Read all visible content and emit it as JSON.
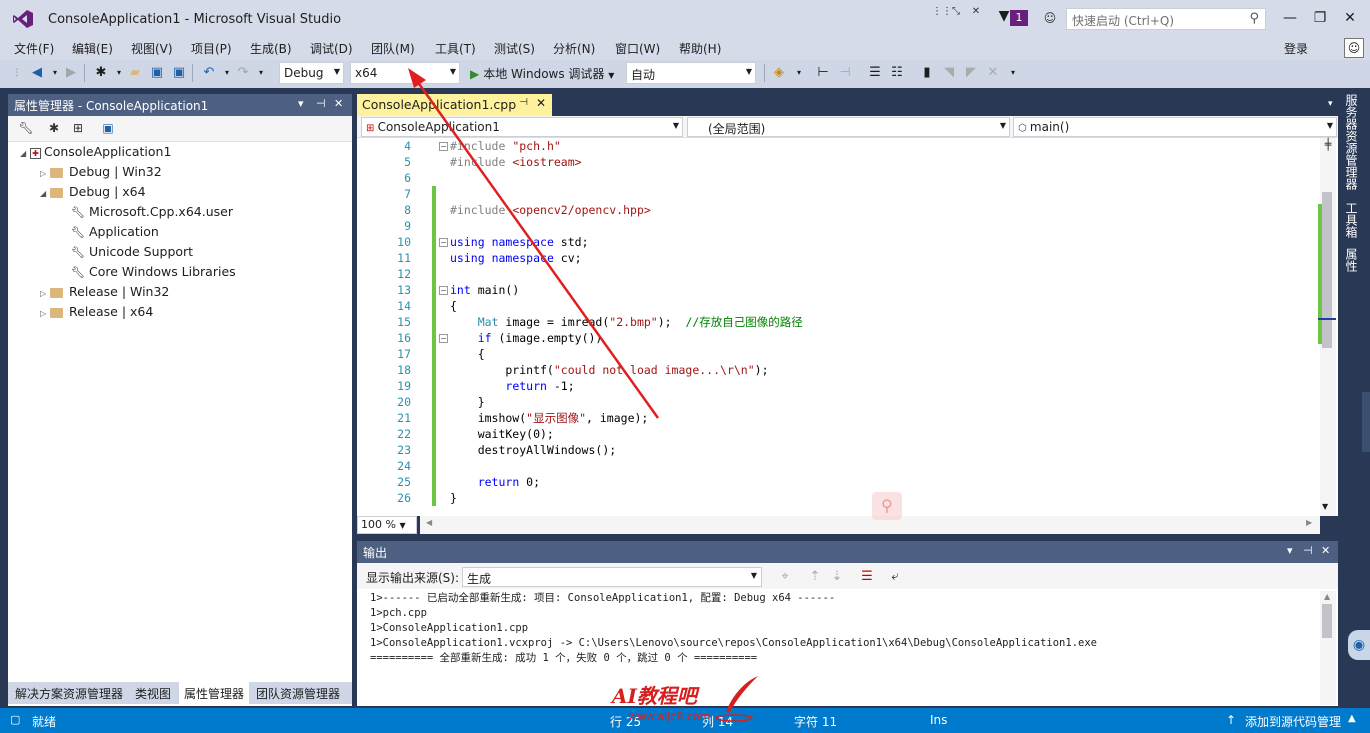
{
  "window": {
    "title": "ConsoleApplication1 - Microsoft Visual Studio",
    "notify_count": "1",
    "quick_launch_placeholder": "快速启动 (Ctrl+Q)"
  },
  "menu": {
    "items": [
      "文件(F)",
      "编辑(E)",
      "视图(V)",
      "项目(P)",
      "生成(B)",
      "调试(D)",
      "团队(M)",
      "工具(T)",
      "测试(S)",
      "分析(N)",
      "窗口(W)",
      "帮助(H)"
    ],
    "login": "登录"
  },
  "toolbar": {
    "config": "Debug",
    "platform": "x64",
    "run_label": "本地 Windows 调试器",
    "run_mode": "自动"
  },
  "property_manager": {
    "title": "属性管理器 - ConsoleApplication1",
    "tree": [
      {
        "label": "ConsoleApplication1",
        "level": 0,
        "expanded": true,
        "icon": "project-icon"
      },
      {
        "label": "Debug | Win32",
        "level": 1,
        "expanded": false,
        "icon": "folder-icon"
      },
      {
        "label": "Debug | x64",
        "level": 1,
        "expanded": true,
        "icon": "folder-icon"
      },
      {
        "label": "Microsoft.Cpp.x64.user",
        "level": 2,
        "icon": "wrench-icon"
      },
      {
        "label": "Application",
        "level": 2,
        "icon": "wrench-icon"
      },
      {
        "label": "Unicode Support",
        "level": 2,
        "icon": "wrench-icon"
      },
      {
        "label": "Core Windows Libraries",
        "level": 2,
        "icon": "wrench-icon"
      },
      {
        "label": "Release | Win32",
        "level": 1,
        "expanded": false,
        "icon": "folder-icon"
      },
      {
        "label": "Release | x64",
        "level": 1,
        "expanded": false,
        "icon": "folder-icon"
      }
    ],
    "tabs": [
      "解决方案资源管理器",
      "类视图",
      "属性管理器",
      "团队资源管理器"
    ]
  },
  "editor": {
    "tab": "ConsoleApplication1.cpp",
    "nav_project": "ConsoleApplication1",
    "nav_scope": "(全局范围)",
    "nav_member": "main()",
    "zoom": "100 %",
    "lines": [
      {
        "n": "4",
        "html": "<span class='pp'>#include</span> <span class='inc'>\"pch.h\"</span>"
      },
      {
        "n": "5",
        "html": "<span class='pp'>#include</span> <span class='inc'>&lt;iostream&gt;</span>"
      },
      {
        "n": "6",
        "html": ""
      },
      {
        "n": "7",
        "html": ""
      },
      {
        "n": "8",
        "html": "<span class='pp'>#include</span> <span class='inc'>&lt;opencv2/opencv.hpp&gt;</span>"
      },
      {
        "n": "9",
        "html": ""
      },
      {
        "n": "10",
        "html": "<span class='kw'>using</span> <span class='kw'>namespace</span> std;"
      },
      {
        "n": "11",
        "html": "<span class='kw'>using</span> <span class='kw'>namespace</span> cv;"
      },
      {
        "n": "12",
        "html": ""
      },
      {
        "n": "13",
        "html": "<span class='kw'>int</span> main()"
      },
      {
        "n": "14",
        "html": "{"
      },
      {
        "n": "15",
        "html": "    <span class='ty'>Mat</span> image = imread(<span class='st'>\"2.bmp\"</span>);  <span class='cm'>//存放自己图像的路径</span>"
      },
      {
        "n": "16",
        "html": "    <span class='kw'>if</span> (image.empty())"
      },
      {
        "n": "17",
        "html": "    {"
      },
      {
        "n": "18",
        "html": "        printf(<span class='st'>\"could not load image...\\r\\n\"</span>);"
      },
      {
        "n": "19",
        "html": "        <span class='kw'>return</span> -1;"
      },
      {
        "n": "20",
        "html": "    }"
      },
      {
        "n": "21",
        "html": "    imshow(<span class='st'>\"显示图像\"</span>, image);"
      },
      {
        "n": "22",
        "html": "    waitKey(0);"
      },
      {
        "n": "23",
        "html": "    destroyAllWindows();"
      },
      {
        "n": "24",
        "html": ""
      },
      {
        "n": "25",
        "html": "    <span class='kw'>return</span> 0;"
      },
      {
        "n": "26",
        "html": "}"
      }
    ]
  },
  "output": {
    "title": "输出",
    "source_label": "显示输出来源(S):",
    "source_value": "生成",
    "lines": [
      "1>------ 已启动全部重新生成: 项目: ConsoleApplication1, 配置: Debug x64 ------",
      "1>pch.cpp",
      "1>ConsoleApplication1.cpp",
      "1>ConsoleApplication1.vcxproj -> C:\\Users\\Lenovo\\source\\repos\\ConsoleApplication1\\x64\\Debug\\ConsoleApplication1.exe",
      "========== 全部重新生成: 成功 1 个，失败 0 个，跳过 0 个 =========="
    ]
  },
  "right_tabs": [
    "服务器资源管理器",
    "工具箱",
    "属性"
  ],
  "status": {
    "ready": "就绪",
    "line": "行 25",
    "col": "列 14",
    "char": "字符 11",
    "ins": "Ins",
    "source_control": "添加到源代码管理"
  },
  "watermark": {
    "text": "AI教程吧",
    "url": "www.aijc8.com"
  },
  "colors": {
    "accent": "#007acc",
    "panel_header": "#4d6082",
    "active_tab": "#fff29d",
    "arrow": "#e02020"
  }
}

========

● **WHAT IS REQUIRED**:
Working from the lines above, reproduce the material exactly and exclude its pictures.

● **SOLUTION TO THE EXERCISE**:
Read all visible content and emit it as JSON.
{
  "window": {
    "title": "ConsoleApplication1 - Microsoft Visual Studio",
    "notify_count": "1",
    "quick_launch_placeholder": "快速启动 (Ctrl+Q)"
  },
  "menu": {
    "items": [
      "文件(F)",
      "编辑(E)",
      "视图(V)",
      "项目(P)",
      "生成(B)",
      "调试(D)",
      "团队(M)",
      "工具(T)",
      "测试(S)",
      "分析(N)",
      "窗口(W)",
      "帮助(H)"
    ],
    "login": "登录"
  },
  "toolbar": {
    "config": "Debug",
    "platform": "x64",
    "run_label": "本地 Windows 调试器",
    "run_mode": "自动"
  },
  "property_manager": {
    "title": "属性管理器 - ConsoleApplication1",
    "tree": [
      {
        "label": "ConsoleApplication1",
        "level": 0,
        "expanded": true,
        "icon": "project-icon"
      },
      {
        "label": "Debug | Win32",
        "level": 1,
        "expanded": false,
        "icon": "folder-icon"
      },
      {
        "label": "Debug | x64",
        "level": 1,
        "expanded": true,
        "icon": "folder-icon"
      },
      {
        "label": "Microsoft.Cpp.x64.user",
        "level": 2,
        "icon": "wrench-icon"
      },
      {
        "label": "Application",
        "level": 2,
        "icon": "wrench-icon"
      },
      {
        "label": "Unicode Support",
        "level": 2,
        "icon": "wrench-icon"
      },
      {
        "label": "Core Windows Libraries",
        "level": 2,
        "icon": "wrench-icon"
      },
      {
        "label": "Release | Win32",
        "level": 1,
        "expanded": false,
        "icon": "folder-icon"
      },
      {
        "label": "Release | x64",
        "level": 1,
        "expanded": false,
        "icon": "folder-icon"
      }
    ],
    "tabs": [
      "解决方案资源管理器",
      "类视图",
      "属性管理器",
      "团队资源管理器"
    ]
  },
  "editor": {
    "tab": "ConsoleApplication1.cpp",
    "nav_project": "ConsoleApplication1",
    "nav_scope": "(全局范围)",
    "nav_member": "main()",
    "zoom": "100 %",
    "lines": [
      {
        "n": "4",
        "html": "<span class='pp'>#include</span> <span class='inc'>\"pch.h\"</span>"
      },
      {
        "n": "5",
        "html": "<span class='pp'>#include</span> <span class='inc'>&lt;iostream&gt;</span>"
      },
      {
        "n": "6",
        "html": ""
      },
      {
        "n": "7",
        "html": ""
      },
      {
        "n": "8",
        "html": "<span class='pp'>#include</span> <span class='inc'>&lt;opencv2/opencv.hpp&gt;</span>"
      },
      {
        "n": "9",
        "html": ""
      },
      {
        "n": "10",
        "html": "<span class='kw'>using</span> <span class='kw'>namespace</span> std;"
      },
      {
        "n": "11",
        "html": "<span class='kw'>using</span> <span class='kw'>namespace</span> cv;"
      },
      {
        "n": "12",
        "html": ""
      },
      {
        "n": "13",
        "html": "<span class='kw'>int</span> main()"
      },
      {
        "n": "14",
        "html": "{"
      },
      {
        "n": "15",
        "html": "    <span class='ty'>Mat</span> image = imread(<span class='st'>\"2.bmp\"</span>);  <span class='cm'>//存放自己图像的路径</span>"
      },
      {
        "n": "16",
        "html": "    <span class='kw'>if</span> (image.empty())"
      },
      {
        "n": "17",
        "html": "    {"
      },
      {
        "n": "18",
        "html": "        printf(<span class='st'>\"could not load image...\\r\\n\"</span>);"
      },
      {
        "n": "19",
        "html": "        <span class='kw'>return</span> -1;"
      },
      {
        "n": "20",
        "html": "    }"
      },
      {
        "n": "21",
        "html": "    imshow(<span class='st'>\"显示图像\"</span>, image);"
      },
      {
        "n": "22",
        "html": "    waitKey(0);"
      },
      {
        "n": "23",
        "html": "    destroyAllWindows();"
      },
      {
        "n": "24",
        "html": ""
      },
      {
        "n": "25",
        "html": "    <span class='kw'>return</span> 0;"
      },
      {
        "n": "26",
        "html": "}"
      }
    ]
  },
  "output": {
    "title": "输出",
    "source_label": "显示输出来源(S):",
    "source_value": "生成",
    "lines": [
      "1>------ 已启动全部重新生成: 项目: ConsoleApplication1, 配置: Debug x64 ------",
      "1>pch.cpp",
      "1>ConsoleApplication1.cpp",
      "1>ConsoleApplication1.vcxproj -> C:\\Users\\Lenovo\\source\\repos\\ConsoleApplication1\\x64\\Debug\\ConsoleApplication1.exe",
      "========== 全部重新生成: 成功 1 个，失败 0 个，跳过 0 个 =========="
    ]
  },
  "right_tabs": [
    "服务器资源管理器",
    "工具箱",
    "属性"
  ],
  "status": {
    "ready": "就绪",
    "line": "行 25",
    "col": "列 14",
    "char": "字符 11",
    "ins": "Ins",
    "source_control": "添加到源代码管理"
  },
  "watermark": {
    "text": "AI教程吧",
    "url": "www.aijc8.com"
  },
  "colors": {
    "accent": "#007acc",
    "panel_header": "#4d6082",
    "active_tab": "#fff29d",
    "arrow": "#e02020"
  }
}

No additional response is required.